Chart and figure data
-*-

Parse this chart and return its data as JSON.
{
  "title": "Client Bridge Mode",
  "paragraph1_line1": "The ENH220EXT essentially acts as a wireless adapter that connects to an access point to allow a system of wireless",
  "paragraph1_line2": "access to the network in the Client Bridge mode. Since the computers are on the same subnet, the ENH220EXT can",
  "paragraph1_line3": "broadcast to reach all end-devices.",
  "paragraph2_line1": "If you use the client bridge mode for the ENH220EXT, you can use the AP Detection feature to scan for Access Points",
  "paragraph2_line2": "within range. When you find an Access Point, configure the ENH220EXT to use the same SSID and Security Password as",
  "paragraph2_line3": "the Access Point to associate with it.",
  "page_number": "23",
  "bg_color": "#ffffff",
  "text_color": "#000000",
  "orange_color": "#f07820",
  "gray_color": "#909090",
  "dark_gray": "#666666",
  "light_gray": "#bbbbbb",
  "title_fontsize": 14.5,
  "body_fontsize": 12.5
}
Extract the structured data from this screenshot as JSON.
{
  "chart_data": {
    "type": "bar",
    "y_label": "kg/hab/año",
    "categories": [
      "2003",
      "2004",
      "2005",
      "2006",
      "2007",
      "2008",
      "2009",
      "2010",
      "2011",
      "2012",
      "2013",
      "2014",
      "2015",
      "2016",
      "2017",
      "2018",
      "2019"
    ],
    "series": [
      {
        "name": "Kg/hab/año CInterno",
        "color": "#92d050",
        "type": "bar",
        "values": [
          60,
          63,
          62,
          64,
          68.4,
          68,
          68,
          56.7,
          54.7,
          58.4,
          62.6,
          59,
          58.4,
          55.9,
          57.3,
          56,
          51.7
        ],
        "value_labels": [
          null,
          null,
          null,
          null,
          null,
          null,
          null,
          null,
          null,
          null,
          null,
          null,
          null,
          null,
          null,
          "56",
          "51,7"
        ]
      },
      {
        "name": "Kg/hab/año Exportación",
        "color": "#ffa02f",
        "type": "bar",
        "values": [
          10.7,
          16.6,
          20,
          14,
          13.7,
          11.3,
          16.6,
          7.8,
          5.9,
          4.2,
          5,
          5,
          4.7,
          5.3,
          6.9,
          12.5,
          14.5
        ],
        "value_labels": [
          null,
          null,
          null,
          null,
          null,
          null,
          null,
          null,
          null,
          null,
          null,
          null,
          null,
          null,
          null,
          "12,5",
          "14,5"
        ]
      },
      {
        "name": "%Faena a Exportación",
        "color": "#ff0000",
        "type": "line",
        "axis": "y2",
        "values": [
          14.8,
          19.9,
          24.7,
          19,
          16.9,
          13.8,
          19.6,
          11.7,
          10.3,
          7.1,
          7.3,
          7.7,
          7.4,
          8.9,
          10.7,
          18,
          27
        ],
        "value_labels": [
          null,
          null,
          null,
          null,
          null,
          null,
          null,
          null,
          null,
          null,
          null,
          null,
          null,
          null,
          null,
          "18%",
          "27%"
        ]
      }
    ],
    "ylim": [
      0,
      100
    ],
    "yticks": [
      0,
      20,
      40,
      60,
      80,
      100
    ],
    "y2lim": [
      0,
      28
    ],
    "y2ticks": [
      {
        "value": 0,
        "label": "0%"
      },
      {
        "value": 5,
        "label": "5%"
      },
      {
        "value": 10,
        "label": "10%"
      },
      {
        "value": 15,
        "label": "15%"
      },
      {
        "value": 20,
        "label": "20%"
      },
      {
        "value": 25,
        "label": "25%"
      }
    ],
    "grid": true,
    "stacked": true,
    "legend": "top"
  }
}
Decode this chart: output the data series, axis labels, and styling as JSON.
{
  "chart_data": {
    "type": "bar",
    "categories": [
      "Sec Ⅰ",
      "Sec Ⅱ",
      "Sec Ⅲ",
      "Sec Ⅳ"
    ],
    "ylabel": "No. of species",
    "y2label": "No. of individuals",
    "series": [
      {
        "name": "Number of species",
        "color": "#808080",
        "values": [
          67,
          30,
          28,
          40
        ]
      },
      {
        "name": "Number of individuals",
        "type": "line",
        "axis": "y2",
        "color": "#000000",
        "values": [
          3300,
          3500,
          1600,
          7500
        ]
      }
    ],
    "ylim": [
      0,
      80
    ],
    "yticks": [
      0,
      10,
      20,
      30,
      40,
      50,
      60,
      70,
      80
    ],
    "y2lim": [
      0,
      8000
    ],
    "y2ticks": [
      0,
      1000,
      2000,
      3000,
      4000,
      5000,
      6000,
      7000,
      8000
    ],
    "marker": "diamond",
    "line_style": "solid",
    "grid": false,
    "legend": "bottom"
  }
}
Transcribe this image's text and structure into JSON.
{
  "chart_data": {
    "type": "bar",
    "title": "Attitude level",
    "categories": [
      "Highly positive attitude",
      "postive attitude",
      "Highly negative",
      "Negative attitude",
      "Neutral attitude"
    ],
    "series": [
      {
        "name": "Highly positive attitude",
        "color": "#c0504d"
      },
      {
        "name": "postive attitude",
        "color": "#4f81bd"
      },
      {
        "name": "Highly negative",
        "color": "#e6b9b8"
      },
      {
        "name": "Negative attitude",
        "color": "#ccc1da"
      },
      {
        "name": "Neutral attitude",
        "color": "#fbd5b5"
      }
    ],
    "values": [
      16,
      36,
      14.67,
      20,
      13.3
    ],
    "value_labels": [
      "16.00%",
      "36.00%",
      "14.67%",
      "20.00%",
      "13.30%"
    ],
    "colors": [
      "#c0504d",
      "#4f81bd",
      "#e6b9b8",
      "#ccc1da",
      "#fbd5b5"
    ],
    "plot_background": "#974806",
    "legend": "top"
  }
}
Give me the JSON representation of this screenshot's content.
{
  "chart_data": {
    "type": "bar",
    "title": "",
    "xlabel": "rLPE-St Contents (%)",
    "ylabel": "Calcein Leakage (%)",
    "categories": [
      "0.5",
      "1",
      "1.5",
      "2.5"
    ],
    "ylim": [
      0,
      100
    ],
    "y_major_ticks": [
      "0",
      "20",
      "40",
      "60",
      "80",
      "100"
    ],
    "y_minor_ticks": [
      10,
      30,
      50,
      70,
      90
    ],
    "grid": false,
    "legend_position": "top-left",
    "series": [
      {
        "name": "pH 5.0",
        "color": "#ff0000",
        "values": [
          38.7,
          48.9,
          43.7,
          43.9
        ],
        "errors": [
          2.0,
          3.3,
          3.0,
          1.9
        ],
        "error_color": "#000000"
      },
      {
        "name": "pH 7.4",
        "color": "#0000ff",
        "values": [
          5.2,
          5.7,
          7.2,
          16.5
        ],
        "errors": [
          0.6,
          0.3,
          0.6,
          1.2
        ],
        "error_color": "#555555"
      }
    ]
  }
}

-*-

= What you are asked to do =
From the data above, pick out each line containing "positive" and copy it.

= Solved problem =
      "Highly positive attitude",
        "name": "Highly positive attitude",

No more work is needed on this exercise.